### WHAT THE TASK ASKS
Copy every line of the records below that holds the word "který".

### SUPPLIED ENTRIES

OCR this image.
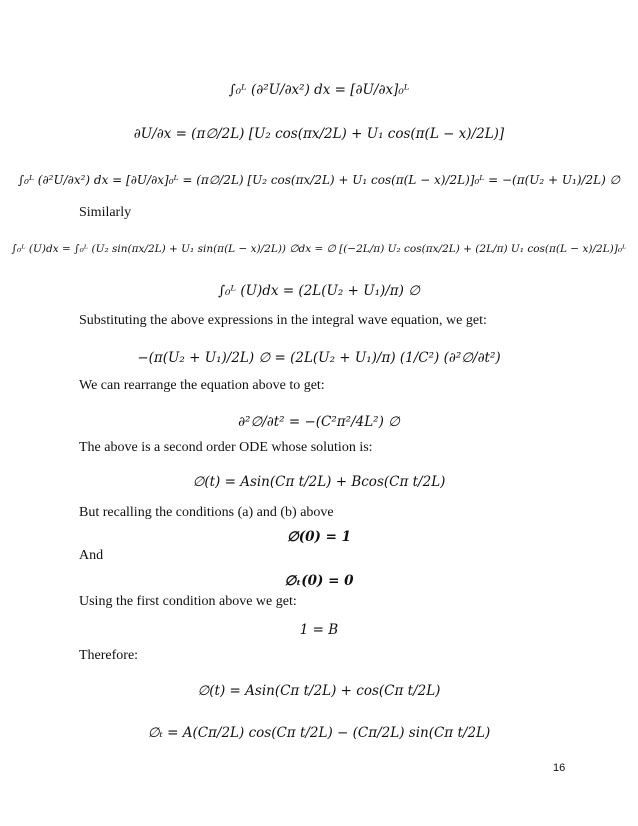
∫₀ᴸ (∂²U/∂x²) dx = [∂U/∂x]₀ᴸ
∂U/∂x = (π∅/2L) [U₂ cos(πx/2L) + U₁ cos(π(L − x)/2L)]
∫₀ᴸ (∂²U/∂x²) dx = [∂U/∂x]₀ᴸ = (π∅/2L) [U₂ cos(πx/2L) + U₁ cos(π(L − x)/2L)]₀ᴸ = −(π(U₂ + U₁)/2L) ∅
Similarly
∫₀ᴸ (U)dx = ∫₀ᴸ (U₂ sin(πx/2L) + U₁ sin(π(L − x)/2L)) ∅dx = ∅ [(−2L/π) U₂ cos(πx/2L) + (2L/π) U₁ cos(π(L − x)/2L)]₀ᴸ
∫₀ᴸ (U)dx = (2L(U₂ + U₁)/π) ∅
Substituting the above expressions in the integral wave equation, we get:
−(π(U₂ + U₁)/2L) ∅ = (2L(U₂ + U₁)/π) (1/C²) (∂²∅/∂t²)
We can rearrange the equation above to get:
∂²∅/∂t² = −(C²π²/4L²) ∅
The above is a second order ODE whose solution is:
∅(t) = Asin(Cπ t/2L) + Bcos(Cπ t/2L)
But recalling the conditions (a) and (b) above
∅(0) = 1
And
∅ₜ(0) = 0
Using the first condition above we get:
1 = B
Therefore:
∅(t) = Asin(Cπ t/2L) + cos(Cπ t/2L)
∅ₜ = A(Cπ/2L) cos(Cπ t/2L) − (Cπ/2L) sin(Cπ t/2L)
16
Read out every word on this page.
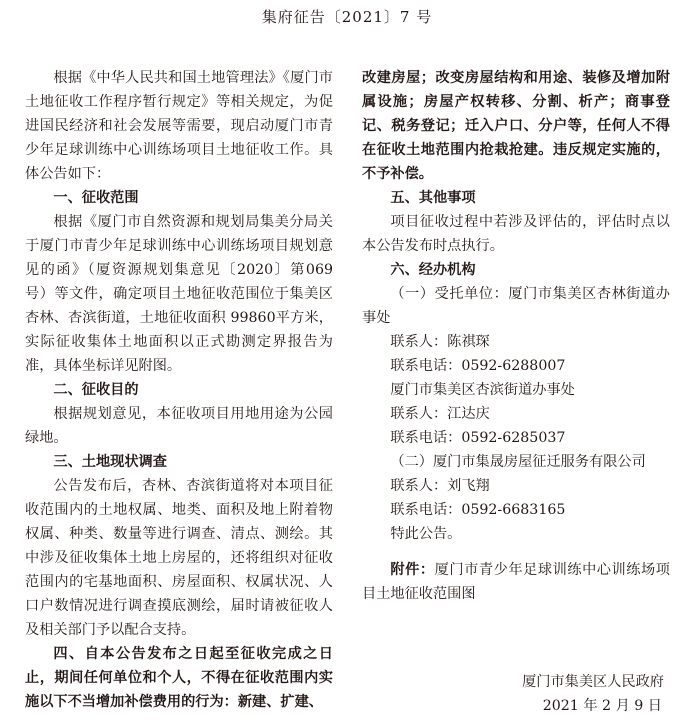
集府征告〔2021〕7 号

根据《中华人民共和国土地管理法》《厦门市土地征收工作程序暂行规定》等相关规定，为促进国民经济和社会发展等需要，现启动厦门市青少年足球训练中心训练场项目土地征收工作。具体公告如下：

一、征收范围

根据《厦门市自然资源和规划局集美分局关于厦门市青少年足球训练中心训练场项目规划意见的函》（厦资源规划集意见〔2020〕第069 号）等文件，确定项目土地征收范围位于集美区杏林、杏滨街道，土地征收面积 99860平方米，实际征收集体土地面积以正式勘测定界报告为准，具体坐标详见附图。

二、征收目的

根据规划意见，本征收项目用地用途为公园绿地。

三、土地现状调查

公告发布后，杏林、杏滨街道将对本项目征收范围内的土地权属、地类、面积及地上附着物权属、种类、数量等进行调查、清点、测绘。其中涉及征收集体土地上房屋的，还将组织对征收范围内的宅基地面积、房屋面积、权属状况、人口户数情况进行调查摸底测绘，届时请被征收人及相关部门予以配合支持。

四、自本公告发布之日起至征收完成之日止，期间任何单位和个人，不得在征收范围内实施以下不当增加补偿费用的行为：新建、扩建、

改建房屋；改变房屋结构和用途、装修及增加附属设施；房屋产权转移、分割、析产；商事登记、税务登记；迁入户口、分户等，任何人不得在征收土地范围内抢栽抢建。违反规定实施的，不予补偿。

五、其他事项

项目征收过程中若涉及评估的，评估时点以本公告发布时点执行。

六、经办机构

（一）受托单位：厦门市集美区杏林街道办事处

联系人：陈祺琛

联系电话：0592-6288007

厦门市集美区杏滨街道办事处

联系人：江达庆

联系电话：0592-6285037

（二）厦门市集晟房屋征迁服务有限公司

联系人：刘飞翔

联系电话：0592-6683165

特此公告。

附件：厦门市青少年足球训练中心训练场项目土地征收范围图

厦门市集美区人民政府
2021 年 2 月 9 日
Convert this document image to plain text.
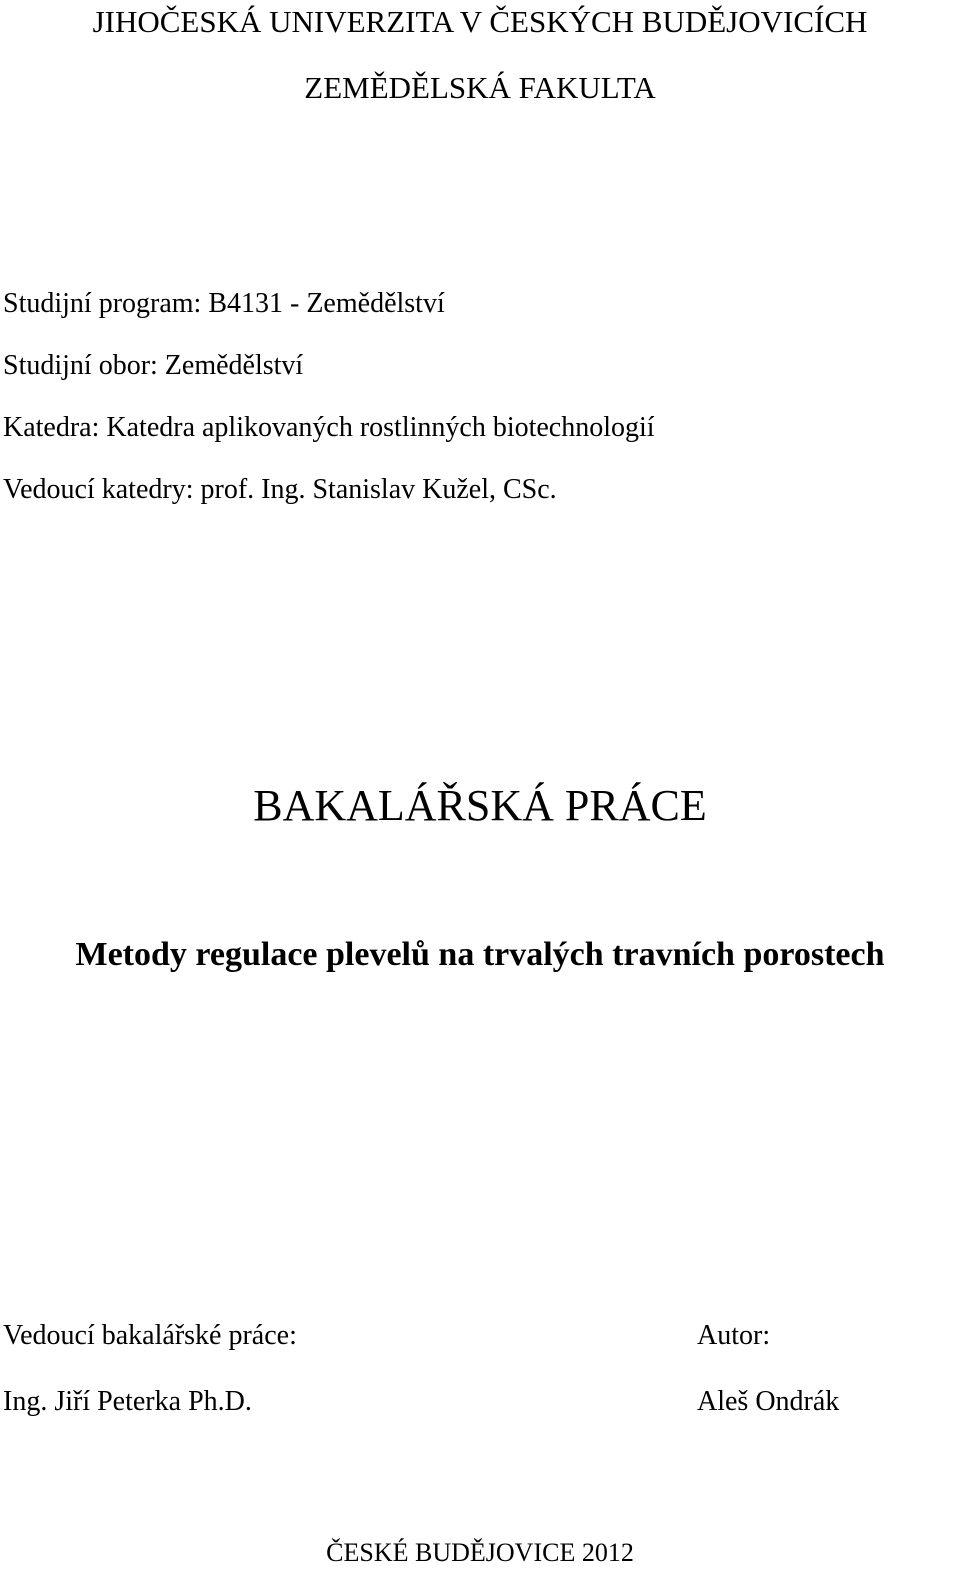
JIHOČESKÁ UNIVERZITA V ČESKÝCH BUDĚJOVICÍCH
ZEMĚDĚLSKÁ FAKULTA
Studijní program: B4131 - Zemědělství
Studijní obor: Zemědělství
Katedra: Katedra aplikovaných rostlinných biotechnologií
Vedoucí katedry: prof. Ing. Stanislav Kužel, CSc.
BAKALÁŘSKÁ PRÁCE
Metody regulace plevelů na trvalých travních porostech
Vedoucí bakalářské práce:
Ing. Jiří Peterka Ph.D.
Autor:
Aleš Ondrák
ČESKÉ BUDĚJOVICE 2012
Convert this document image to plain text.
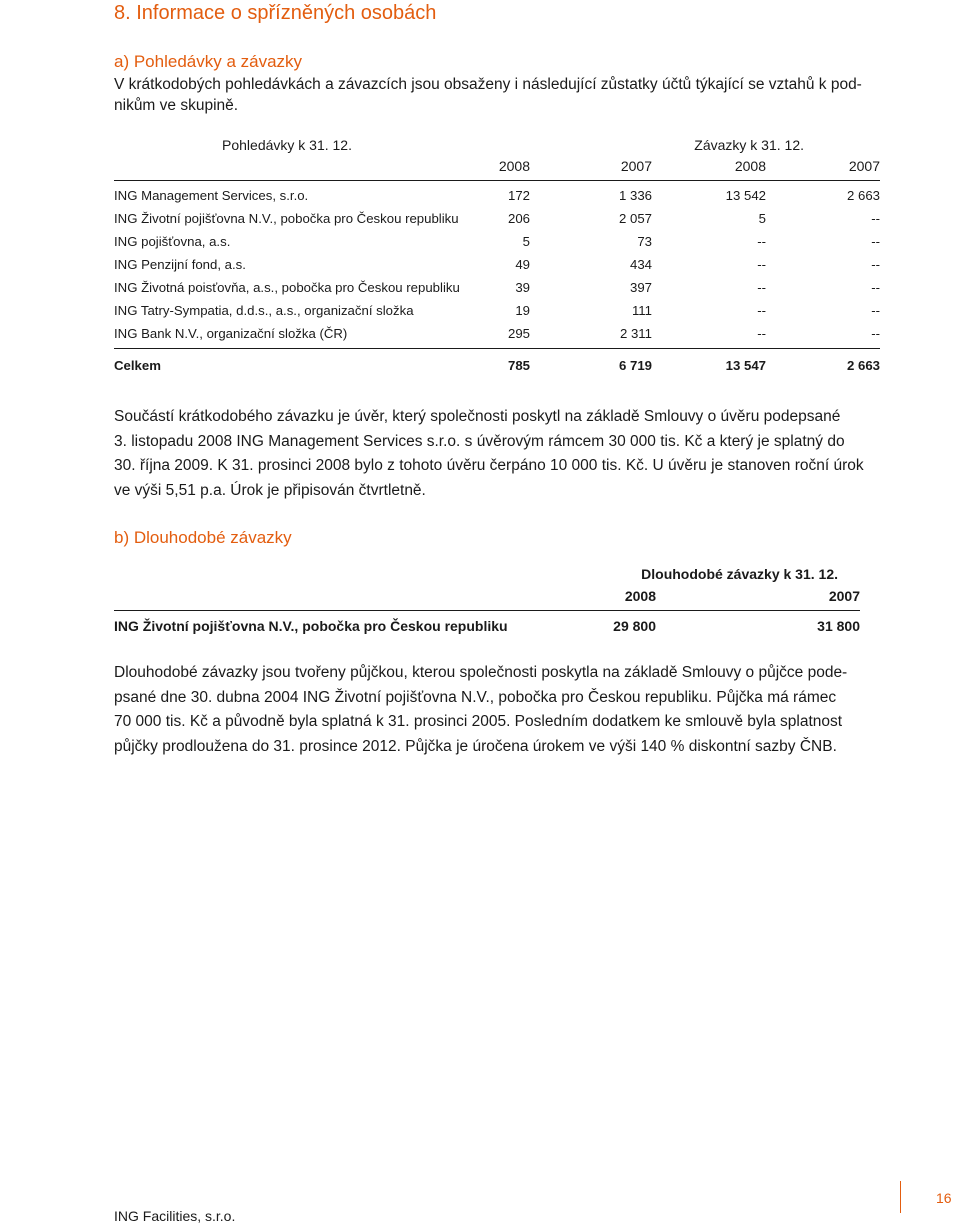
8. Informace o spřízněných osobách
a) Pohledávky a závazky

V krátkodobých pohledávkách a závazcích jsou obsaženy i následující zůstatky účtů týkající se vztahů k pod-

nikům ve skupině.

Pohledávky k 31. 12.	Závazky k 31. 12.
2008	2007	2008	2007
ING Management Services, s.r.o.	172	1 336	13 542	2 663
ING Životní pojišťovna N.V., pobočka pro Českou republiku	206	2 057	5	--
ING pojišťovna, a.s.	5	73	--	--
ING Penzijní fond, a.s.	49	434	--	--
ING Životná poisťovňa, a.s., pobočka pro Českou republiku	39	397	--	--
ING Tatry-Sympatia, d.d.s., a.s., organizační složka	19	111	--	--
ING Bank N.V., organizační složka (ČR)	295	2 311	--	--
Celkem	785	6 719	13 547	2 663

Součástí krátkodobého závazku je úvěr, který společnosti poskytl na základě Smlouvy o úvěru podepsané

3. listopadu 2008 ING Management Services s.r.o. s úvěrovým rámcem 30 000 tis. Kč a který je splatný do

30. října 2009. K 31. prosinci 2008 bylo z tohoto úvěru čerpáno 10 000 tis. Kč. U úvěru je stanoven roční úrok

ve výši 5,51 p.a. Úrok je připisován čtvrtletně.

b) Dlouhodobé závazky
Dlouhodobé závazky k 31. 12.
2008	2007
ING Životní pojišťovna N.V., pobočka pro Českou republiku	29 800	31 800

Dlouhodobé závazky jsou tvořeny půjčkou, kterou společnosti poskytla na základě Smlouvy o půjčce pode-

psané dne 30. dubna 2004 ING Životní pojišťovna N.V., pobočka pro Českou republiku. Půjčka má rámec

70 000 tis. Kč a původně byla splatná k 31. prosinci 2005. Posledním dodatkem ke smlouvě byla splatnost

půjčky prodloužena do 31. prosince 2012. Půjčka je úročena úrokem ve výši 140 % diskontní sazby ČNB.

16
ING Facilities, s.r.o.
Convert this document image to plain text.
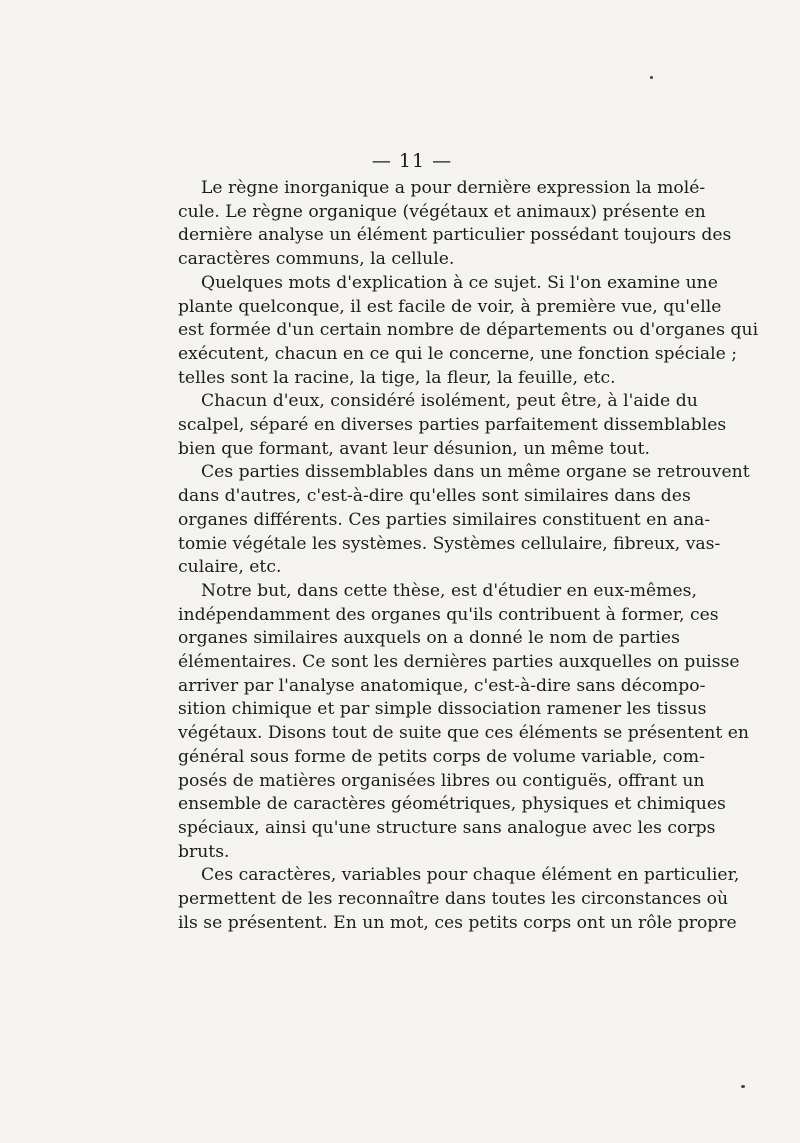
— 11 —
Le règne inorganique a pour dernière expression la molé-
cule. Le règne organique (végétaux et animaux) présente en
dernière analyse un élément particulier possédant toujours des
caractères communs, la cellule.
Quelques mots d'explication à ce sujet. Si l'on examine une
plante quelconque, il est facile de voir, à première vue, qu'elle
est formée d'un certain nombre de départements ou d'organes qui
exécutent, chacun en ce qui le concerne, une fonction spéciale ;
telles sont la racine, la tige, la fleur, la feuille, etc.
Chacun d'eux, considéré isolément, peut être, à l'aide du
scalpel, séparé en diverses parties parfaitement dissemblables
bien que formant, avant leur désunion, un même tout.
Ces parties dissemblables dans un même organe se retrouvent
dans d'autres, c'est-à-dire qu'elles sont similaires dans des
organes différents. Ces parties similaires constituent en ana-
tomie végétale les systèmes. Systèmes cellulaire, fibreux, vas-
culaire, etc.
Notre but, dans cette thèse, est d'étudier en eux-mêmes,
indépendamment des organes qu'ils contribuent à former, ces
organes similaires auxquels on a donné le nom de parties
élémentaires. Ce sont les dernières parties auxquelles on puisse
arriver par l'analyse anatomique, c'est-à-dire sans décompo-
sition chimique et par simple dissociation ramener les tissus
végétaux. Disons tout de suite que ces éléments se présentent en
général sous forme de petits corps de volume variable, com-
posés de matières organisées libres ou contiguës, offrant un
ensemble de caractères géométriques, physiques et chimiques
spéciaux, ainsi qu'une structure sans analogue avec les corps
bruts.
Ces caractères, variables pour chaque élément en particulier,
permettent de les reconnaître dans toutes les circonstances où
ils se présentent. En un mot, ces petits corps ont un rôle propre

### FINISHED EXERCISE
Součástí krátkodobého závazku je úvěr, který společnosti poskytl na základě Smlouvy o úvěru podepsané
3. listopadu 2008 ING Management Services s.r.o. s úvěrovým rámcem 30 000 tis. Kč a který je splatný do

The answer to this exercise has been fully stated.